Stored data
○ ○ ○
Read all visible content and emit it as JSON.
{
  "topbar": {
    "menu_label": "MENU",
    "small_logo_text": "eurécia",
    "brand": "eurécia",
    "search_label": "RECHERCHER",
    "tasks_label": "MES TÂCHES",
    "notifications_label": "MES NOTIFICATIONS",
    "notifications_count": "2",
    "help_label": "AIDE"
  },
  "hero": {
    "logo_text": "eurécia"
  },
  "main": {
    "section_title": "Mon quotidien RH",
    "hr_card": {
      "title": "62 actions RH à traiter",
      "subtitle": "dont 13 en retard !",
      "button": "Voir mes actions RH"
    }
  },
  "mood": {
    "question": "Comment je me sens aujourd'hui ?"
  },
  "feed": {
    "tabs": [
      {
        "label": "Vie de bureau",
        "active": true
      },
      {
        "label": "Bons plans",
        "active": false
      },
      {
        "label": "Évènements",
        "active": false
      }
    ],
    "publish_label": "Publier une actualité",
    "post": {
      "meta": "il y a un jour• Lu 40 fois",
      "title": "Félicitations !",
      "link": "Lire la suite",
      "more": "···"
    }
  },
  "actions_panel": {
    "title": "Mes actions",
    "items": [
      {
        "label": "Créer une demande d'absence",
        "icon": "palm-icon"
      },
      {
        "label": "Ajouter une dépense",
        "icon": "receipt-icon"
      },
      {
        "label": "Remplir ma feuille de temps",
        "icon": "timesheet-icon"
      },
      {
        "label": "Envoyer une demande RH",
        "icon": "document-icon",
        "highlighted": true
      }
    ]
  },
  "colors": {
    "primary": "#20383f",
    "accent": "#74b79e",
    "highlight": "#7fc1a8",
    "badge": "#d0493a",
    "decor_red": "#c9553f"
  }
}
○ ○ ○
Every line above needs to be retyped exactly.

Read all visible content and emit it as JSON.
{
  "topbar": {
    "menu_label": "MENU",
    "small_logo_text": "eurécia",
    "brand": "eurécia",
    "search_label": "RECHERCHER",
    "tasks_label": "MES TÂCHES",
    "notifications_label": "MES NOTIFICATIONS",
    "notifications_count": "2",
    "help_label": "AIDE"
  },
  "hero": {
    "logo_text": "eurécia"
  },
  "main": {
    "section_title": "Mon quotidien RH",
    "hr_card": {
      "title": "62 actions RH à traiter",
      "subtitle": "dont 13 en retard !",
      "button": "Voir mes actions RH"
    }
  },
  "mood": {
    "question": "Comment je me sens aujourd'hui ?"
  },
  "feed": {
    "tabs": [
      {
        "label": "Vie de bureau",
        "active": true
      },
      {
        "label": "Bons plans",
        "active": false
      },
      {
        "label": "Évènements",
        "active": false
      }
    ],
    "publish_label": "Publier une actualité",
    "post": {
      "meta": "il y a un jour• Lu 40 fois",
      "title": "Félicitations !",
      "link": "Lire la suite",
      "more": "···"
    }
  },
  "actions_panel": {
    "title": "Mes actions",
    "items": [
      {
        "label": "Créer une demande d'absence",
        "icon": "palm-icon"
      },
      {
        "label": "Ajouter une dépense",
        "icon": "receipt-icon"
      },
      {
        "label": "Remplir ma feuille de temps",
        "icon": "timesheet-icon"
      },
      {
        "label": "Envoyer une demande RH",
        "icon": "document-icon",
        "highlighted": true
      }
    ]
  },
  "colors": {
    "primary": "#20383f",
    "accent": "#74b79e",
    "highlight": "#7fc1a8",
    "badge": "#d0493a",
    "decor_red": "#c9553f"
  }
}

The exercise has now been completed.